Find the lines containing the word "type" and copy every one of them.
=====
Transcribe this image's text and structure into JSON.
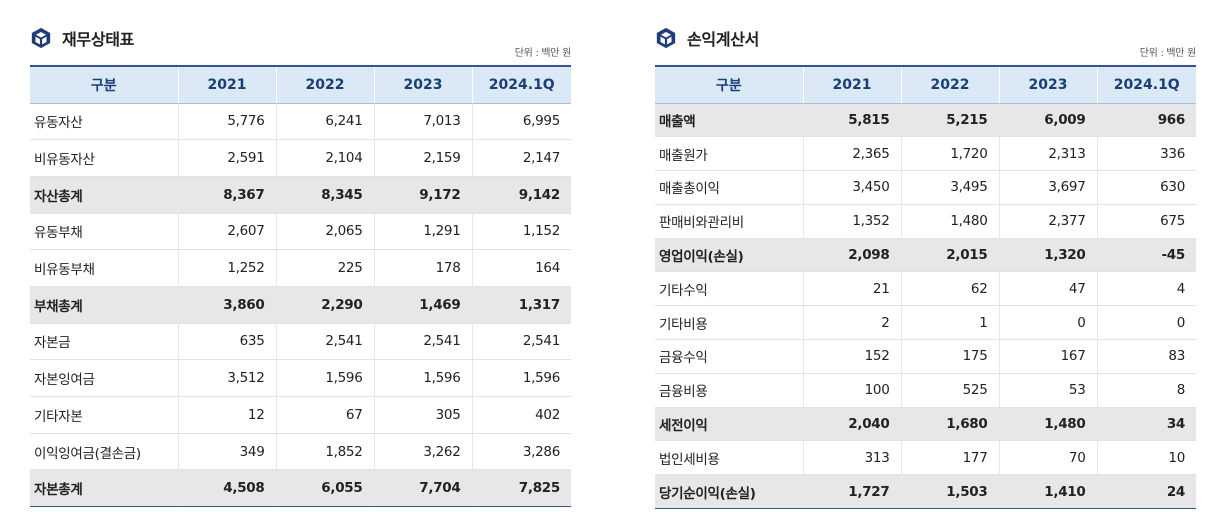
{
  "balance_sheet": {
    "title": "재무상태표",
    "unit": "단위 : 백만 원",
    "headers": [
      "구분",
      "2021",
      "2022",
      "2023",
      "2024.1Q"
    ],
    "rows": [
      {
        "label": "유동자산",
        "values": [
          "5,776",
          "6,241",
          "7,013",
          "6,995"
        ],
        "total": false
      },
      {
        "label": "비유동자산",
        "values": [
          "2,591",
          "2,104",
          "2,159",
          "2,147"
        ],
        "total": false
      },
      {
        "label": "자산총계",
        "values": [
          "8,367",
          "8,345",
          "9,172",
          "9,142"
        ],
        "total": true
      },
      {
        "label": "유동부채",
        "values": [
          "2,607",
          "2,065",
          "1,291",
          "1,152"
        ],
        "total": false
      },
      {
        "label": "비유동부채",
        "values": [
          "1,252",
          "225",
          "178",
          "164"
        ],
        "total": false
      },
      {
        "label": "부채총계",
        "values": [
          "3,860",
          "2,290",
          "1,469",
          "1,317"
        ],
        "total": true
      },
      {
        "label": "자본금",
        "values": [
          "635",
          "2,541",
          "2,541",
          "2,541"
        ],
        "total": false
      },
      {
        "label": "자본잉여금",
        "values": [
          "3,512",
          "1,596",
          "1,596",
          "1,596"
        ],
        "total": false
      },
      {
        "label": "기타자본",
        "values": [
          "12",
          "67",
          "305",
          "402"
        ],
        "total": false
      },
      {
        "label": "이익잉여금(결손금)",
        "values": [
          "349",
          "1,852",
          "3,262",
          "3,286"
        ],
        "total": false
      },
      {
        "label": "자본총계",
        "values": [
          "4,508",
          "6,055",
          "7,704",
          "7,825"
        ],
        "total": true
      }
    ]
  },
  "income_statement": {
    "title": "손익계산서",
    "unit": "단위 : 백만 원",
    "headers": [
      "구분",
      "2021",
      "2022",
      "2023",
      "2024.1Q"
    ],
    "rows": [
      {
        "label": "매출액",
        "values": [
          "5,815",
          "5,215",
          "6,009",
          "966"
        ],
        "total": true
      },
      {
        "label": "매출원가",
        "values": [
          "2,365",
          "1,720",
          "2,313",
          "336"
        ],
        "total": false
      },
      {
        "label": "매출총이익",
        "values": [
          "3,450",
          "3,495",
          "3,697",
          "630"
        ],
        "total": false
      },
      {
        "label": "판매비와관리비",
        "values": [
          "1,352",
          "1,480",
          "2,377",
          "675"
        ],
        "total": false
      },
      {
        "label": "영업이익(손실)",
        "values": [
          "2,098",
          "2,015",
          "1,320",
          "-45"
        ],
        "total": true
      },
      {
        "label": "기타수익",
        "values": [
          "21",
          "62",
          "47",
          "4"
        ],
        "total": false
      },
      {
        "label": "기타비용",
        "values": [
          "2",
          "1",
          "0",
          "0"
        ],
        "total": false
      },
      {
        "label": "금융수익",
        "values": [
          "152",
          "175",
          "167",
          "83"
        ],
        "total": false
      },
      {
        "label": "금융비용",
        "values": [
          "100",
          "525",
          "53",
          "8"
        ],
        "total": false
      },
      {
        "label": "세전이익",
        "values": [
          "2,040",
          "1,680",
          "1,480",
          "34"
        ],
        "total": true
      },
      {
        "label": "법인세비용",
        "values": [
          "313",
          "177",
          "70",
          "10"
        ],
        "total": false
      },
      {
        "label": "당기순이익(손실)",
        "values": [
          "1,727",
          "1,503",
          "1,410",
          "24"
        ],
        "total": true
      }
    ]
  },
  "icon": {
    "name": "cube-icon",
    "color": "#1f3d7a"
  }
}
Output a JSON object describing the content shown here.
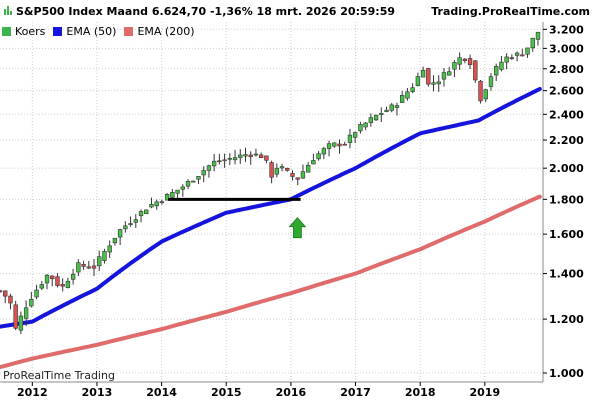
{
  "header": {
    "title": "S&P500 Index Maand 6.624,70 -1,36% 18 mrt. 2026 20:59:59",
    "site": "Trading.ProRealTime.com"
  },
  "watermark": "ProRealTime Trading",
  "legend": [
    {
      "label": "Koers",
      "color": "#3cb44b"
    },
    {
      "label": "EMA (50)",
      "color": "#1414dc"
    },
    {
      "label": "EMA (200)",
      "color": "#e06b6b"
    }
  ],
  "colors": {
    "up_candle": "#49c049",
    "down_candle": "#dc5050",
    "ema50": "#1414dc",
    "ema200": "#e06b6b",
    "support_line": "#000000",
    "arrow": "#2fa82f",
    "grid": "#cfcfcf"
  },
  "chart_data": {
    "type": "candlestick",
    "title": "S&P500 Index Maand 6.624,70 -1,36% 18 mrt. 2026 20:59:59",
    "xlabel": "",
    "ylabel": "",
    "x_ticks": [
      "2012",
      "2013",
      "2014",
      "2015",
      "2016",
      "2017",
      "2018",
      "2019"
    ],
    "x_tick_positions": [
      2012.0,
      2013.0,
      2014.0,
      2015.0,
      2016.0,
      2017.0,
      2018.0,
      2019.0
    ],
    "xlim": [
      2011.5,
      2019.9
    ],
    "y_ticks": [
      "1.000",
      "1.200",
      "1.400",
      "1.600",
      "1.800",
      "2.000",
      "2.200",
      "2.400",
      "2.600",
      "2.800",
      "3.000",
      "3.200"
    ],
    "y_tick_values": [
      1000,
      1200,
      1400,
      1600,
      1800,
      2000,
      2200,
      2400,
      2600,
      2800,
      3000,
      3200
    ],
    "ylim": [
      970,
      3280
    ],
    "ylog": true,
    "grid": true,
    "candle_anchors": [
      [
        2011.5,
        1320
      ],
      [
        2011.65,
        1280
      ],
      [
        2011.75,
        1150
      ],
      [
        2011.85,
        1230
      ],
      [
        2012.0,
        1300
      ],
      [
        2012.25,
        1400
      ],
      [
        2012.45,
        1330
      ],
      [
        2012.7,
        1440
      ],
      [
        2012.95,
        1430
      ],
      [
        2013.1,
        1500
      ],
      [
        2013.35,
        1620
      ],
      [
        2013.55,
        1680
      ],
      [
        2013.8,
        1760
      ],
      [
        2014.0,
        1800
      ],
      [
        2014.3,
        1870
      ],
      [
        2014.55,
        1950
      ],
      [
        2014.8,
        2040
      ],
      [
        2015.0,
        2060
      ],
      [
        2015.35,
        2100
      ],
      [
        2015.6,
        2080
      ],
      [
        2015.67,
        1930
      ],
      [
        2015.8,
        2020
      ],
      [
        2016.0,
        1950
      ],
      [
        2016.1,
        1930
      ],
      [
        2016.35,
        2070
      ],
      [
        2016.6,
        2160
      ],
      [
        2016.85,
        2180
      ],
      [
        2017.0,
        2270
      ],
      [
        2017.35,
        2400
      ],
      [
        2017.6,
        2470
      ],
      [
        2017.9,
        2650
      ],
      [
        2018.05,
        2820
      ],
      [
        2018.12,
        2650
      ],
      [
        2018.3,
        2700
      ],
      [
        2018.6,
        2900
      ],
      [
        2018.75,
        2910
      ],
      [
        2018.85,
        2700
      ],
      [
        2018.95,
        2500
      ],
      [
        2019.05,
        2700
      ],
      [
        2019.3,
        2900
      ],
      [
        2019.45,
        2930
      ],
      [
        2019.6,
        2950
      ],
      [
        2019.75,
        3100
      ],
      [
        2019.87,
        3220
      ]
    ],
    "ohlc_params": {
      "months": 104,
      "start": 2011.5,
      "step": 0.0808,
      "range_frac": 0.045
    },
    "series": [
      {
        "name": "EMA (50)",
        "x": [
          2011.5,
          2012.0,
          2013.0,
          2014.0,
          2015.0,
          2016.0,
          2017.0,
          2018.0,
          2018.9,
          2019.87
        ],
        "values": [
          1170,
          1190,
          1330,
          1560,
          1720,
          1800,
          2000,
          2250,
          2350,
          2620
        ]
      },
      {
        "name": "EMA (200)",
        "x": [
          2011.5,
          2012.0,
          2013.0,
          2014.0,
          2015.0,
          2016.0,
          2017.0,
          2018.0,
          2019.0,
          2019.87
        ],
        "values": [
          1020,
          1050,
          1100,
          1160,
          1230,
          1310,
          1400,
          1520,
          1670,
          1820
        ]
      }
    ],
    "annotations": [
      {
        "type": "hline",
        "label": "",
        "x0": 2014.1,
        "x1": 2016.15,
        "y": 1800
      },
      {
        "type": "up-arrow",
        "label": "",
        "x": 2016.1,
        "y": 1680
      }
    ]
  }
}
=====
• WRITTEN SOLUTION:
    "type": "candlestick",
        "type": "hline",
        "type": "up-arrow",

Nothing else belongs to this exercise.